- _Required task_: Write down every entry below once more, exactly.

- _Information given_:
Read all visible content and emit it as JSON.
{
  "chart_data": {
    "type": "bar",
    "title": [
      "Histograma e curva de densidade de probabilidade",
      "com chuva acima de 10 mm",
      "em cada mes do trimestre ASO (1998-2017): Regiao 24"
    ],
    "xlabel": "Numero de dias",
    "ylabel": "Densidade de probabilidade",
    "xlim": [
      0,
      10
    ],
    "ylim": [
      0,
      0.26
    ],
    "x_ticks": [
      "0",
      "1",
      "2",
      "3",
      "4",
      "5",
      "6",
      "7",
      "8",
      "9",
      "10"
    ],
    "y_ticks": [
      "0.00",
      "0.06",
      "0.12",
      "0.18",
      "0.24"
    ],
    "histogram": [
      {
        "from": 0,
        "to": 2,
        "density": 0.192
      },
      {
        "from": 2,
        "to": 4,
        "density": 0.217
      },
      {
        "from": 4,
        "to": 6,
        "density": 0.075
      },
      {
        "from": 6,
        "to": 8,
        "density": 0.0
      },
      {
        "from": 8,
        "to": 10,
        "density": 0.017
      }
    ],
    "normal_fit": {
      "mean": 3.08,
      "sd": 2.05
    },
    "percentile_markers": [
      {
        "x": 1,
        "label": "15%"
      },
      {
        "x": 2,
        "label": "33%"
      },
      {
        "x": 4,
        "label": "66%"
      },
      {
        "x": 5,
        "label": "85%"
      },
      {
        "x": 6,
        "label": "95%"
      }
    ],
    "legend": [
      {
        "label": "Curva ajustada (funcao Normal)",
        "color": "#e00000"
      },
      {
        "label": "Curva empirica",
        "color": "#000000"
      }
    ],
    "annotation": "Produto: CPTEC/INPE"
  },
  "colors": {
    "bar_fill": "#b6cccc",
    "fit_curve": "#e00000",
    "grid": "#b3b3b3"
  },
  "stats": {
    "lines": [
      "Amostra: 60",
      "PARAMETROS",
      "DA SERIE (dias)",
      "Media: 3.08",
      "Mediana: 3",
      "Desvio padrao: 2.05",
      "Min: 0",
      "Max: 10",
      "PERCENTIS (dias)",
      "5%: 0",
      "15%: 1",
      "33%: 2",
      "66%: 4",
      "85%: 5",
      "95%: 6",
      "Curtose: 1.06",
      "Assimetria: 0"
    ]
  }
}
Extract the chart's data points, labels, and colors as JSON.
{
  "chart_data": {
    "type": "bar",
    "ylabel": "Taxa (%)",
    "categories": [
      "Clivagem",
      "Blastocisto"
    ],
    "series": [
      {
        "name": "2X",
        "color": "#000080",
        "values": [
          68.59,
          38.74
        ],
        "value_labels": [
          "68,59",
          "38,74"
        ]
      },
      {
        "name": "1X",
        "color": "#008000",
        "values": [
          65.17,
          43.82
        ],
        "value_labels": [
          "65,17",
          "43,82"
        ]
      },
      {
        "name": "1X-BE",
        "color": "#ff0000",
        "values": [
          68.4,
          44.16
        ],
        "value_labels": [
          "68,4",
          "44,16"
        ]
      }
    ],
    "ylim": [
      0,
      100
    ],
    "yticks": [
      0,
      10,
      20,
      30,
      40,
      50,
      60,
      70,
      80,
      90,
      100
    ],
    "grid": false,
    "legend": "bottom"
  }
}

- _Solution to the exercise_:
Read all visible content and emit it as JSON.
{
  "chart_data": {
    "type": "bar",
    "title": [
      "Histograma e curva de densidade de probabilidade",
      "com chuva acima de 10 mm",
      "em cada mes do trimestre ASO (1998-2017): Regiao 24"
    ],
    "xlabel": "Numero de dias",
    "ylabel": "Densidade de probabilidade",
    "xlim": [
      0,
      10
    ],
    "ylim": [
      0,
      0.26
    ],
    "x_ticks": [
      "0",
      "1",
      "2",
      "3",
      "4",
      "5",
      "6",
      "7",
      "8",
      "9",
      "10"
    ],
    "y_ticks": [
      "0.00",
      "0.06",
      "0.12",
      "0.18",
      "0.24"
    ],
    "histogram": [
      {
        "from": 0,
        "to": 2,
        "density": 0.192
      },
      {
        "from": 2,
        "to": 4,
        "density": 0.217
      },
      {
        "from": 4,
        "to": 6,
        "density": 0.075
      },
      {
        "from": 6,
        "to": 8,
        "density": 0.0
      },
      {
        "from": 8,
        "to": 10,
        "density": 0.017
      }
    ],
    "normal_fit": {
      "mean": 3.08,
      "sd": 2.05
    },
    "percentile_markers": [
      {
        "x": 1,
        "label": "15%"
      },
      {
        "x": 2,
        "label": "33%"
      },
      {
        "x": 4,
        "label": "66%"
      },
      {
        "x": 5,
        "label": "85%"
      },
      {
        "x": 6,
        "label": "95%"
      }
    ],
    "legend": [
      {
        "label": "Curva ajustada (funcao Normal)",
        "color": "#e00000"
      },
      {
        "label": "Curva empirica",
        "color": "#000000"
      }
    ],
    "annotation": "Produto: CPTEC/INPE"
  },
  "colors": {
    "bar_fill": "#b6cccc",
    "fit_curve": "#e00000",
    "grid": "#b3b3b3"
  },
  "stats": {
    "lines": [
      "Amostra: 60",
      "PARAMETROS",
      "DA SERIE (dias)",
      "Media: 3.08",
      "Mediana: 3",
      "Desvio padrao: 2.05",
      "Min: 0",
      "Max: 10",
      "PERCENTIS (dias)",
      "5%: 0",
      "15%: 1",
      "33%: 2",
      "66%: 4",
      "85%: 5",
      "95%: 6",
      "Curtose: 1.06",
      "Assimetria: 0"
    ]
  }
}
Extract the chart's data points, labels, and colors as JSON.
{
  "chart_data": {
    "type": "bar",
    "ylabel": "Taxa (%)",
    "categories": [
      "Clivagem",
      "Blastocisto"
    ],
    "series": [
      {
        "name": "2X",
        "color": "#000080",
        "values": [
          68.59,
          38.74
        ],
        "value_labels": [
          "68,59",
          "38,74"
        ]
      },
      {
        "name": "1X",
        "color": "#008000",
        "values": [
          65.17,
          43.82
        ],
        "value_labels": [
          "65,17",
          "43,82"
        ]
      },
      {
        "name": "1X-BE",
        "color": "#ff0000",
        "values": [
          68.4,
          44.16
        ],
        "value_labels": [
          "68,4",
          "44,16"
        ]
      }
    ],
    "ylim": [
      0,
      100
    ],
    "yticks": [
      0,
      10,
      20,
      30,
      40,
      50,
      60,
      70,
      80,
      90,
      100
    ],
    "grid": false,
    "legend": "bottom"
  }
}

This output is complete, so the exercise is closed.